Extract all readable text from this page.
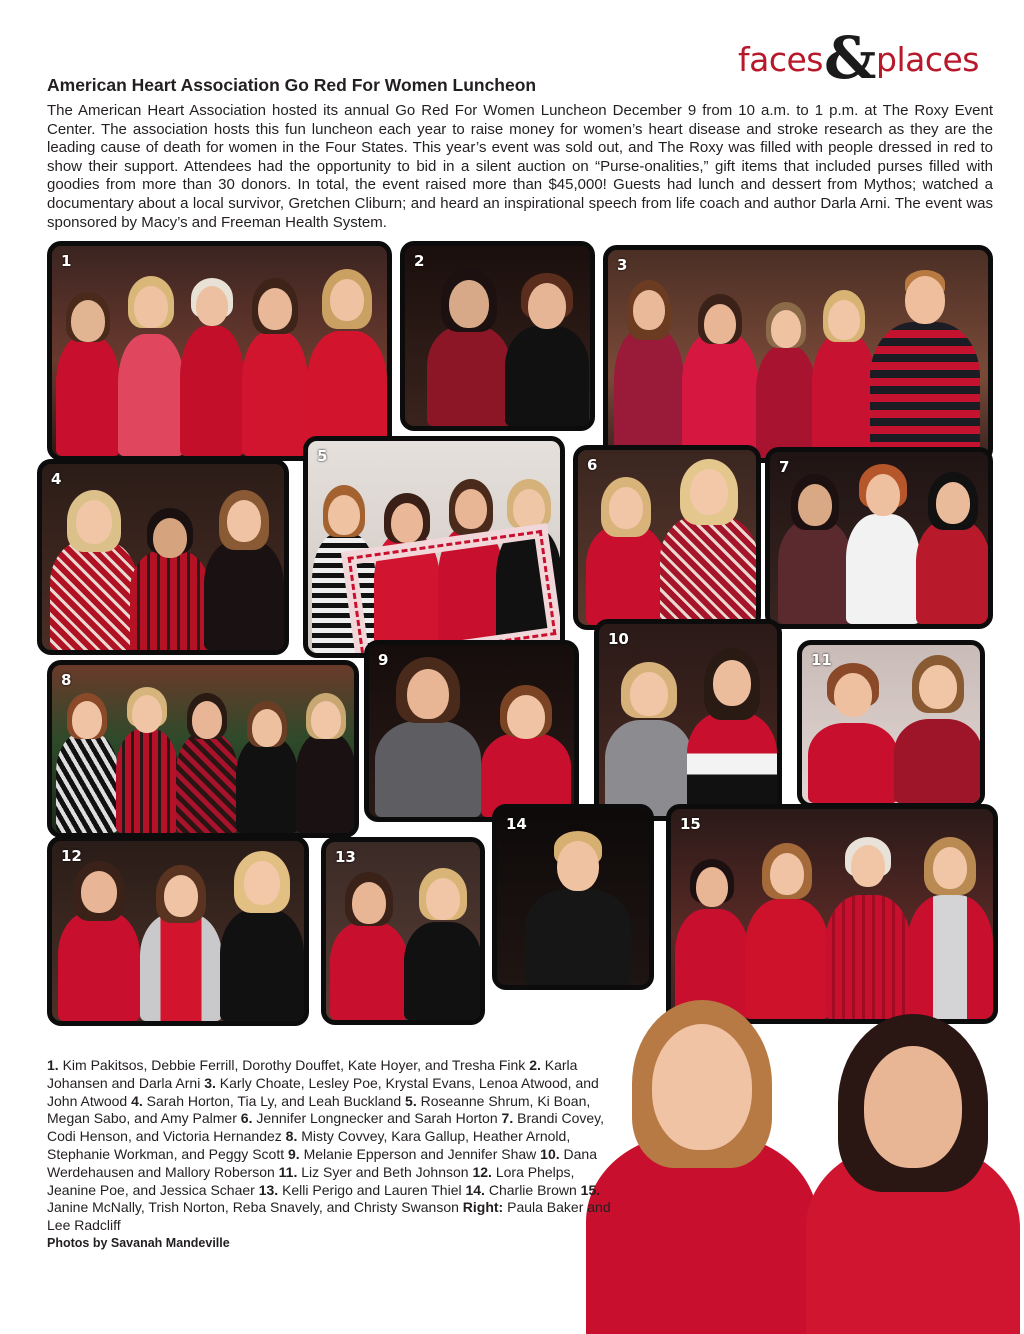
faces & places
American Heart Association Go Red For Women Luncheon
The American Heart Association hosted its annual Go Red For Women Luncheon December 9 from 10 a.m. to 1 p.m. at The Roxy Event Center. The association hosts this fun luncheon each year to raise money for women’s heart disease and stroke research as they are the leading cause of death for women in the Four States. This year’s event was sold out, and The Roxy was filled with people dressed in red to show their support. Attendees had the opportunity to bid in a silent auction on “Purse-onalities,” gift items that included purses filled with goodies from more than 30 donors. In total, the event raised more than $45,000! Guests had lunch and dessert from Mythos; watched a documentary about a local survivor, Gretchen Cliburn; and heard an inspirational speech from life coach and author Darla Arni. The event was sponsored by Macy’s and Freeman Health System.
1	2	3
4
5	6	7
8
9
10
11
12	13
14	15
1. Kim Pakitsos, Debbie Ferrill, Dorothy Douffet, Kate Hoyer, and Tresha Fink 2. Karla Johansen and Darla Arni 3. Karly Choate, Lesley Poe, Krystal Evans, Lenoa Atwood, and John Atwood 4. Sarah Horton, Tia Ly, and Leah Buckland 5. Roseanne Shrum, Ki Boan, Megan Sabo, and Amy Palmer 6. Jennifer Longnecker and Sarah Horton 7. Brandi Covey, Codi Henson, and Victoria Hernandez 8. Misty Covvey, Kara Gallup, Heather Arnold, Stephanie Workman, and Peggy Scott 9. Melanie Epperson and Jennifer Shaw 10. Dana Werdehausen and Mallory Roberson 11. Liz Syer and Beth Johnson 12. Lora Phelps, Jeanine Poe, and Jessica Schaer 13. Kelli Perigo and Lauren Thiel 14. Charlie Brown 15. Janine McNally, Trish Norton, Reba Snavely, and Christy Swanson Right: Paula Baker and Lee Radcliff
Photos by Savanah Mandeville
○ ○ ○ ○ ○ ○ ○
Copy out every line from the material above in which the word "American" appears.

American Heart Association Go Red For Women Luncheon
The American Heart Association hosted its annual Go Red For Women Luncheon December 9 from 10 a.m. to 1 p.m. at The Roxy Event Center. The association hosts this fun luncheon each year to raise money for women’s heart disease and stroke research as they are the leading cause of death for women in the Four States. This year’s event was sold out, and The Roxy was filled with people dressed in red to show their support. Attendees had the opportunity to bid in a silent auction on “Purse-onalities,” gift items that included purses filled with goodies from more than 30 donors. In total, the event raised more than $45,000! Guests had lunch and dessert from Mythos; watched a documentary about a local survivor, Gretchen Cliburn; and heard an inspirational speech from life coach and author Darla Arni. The event was sponsored by Macy’s and Freeman Health System.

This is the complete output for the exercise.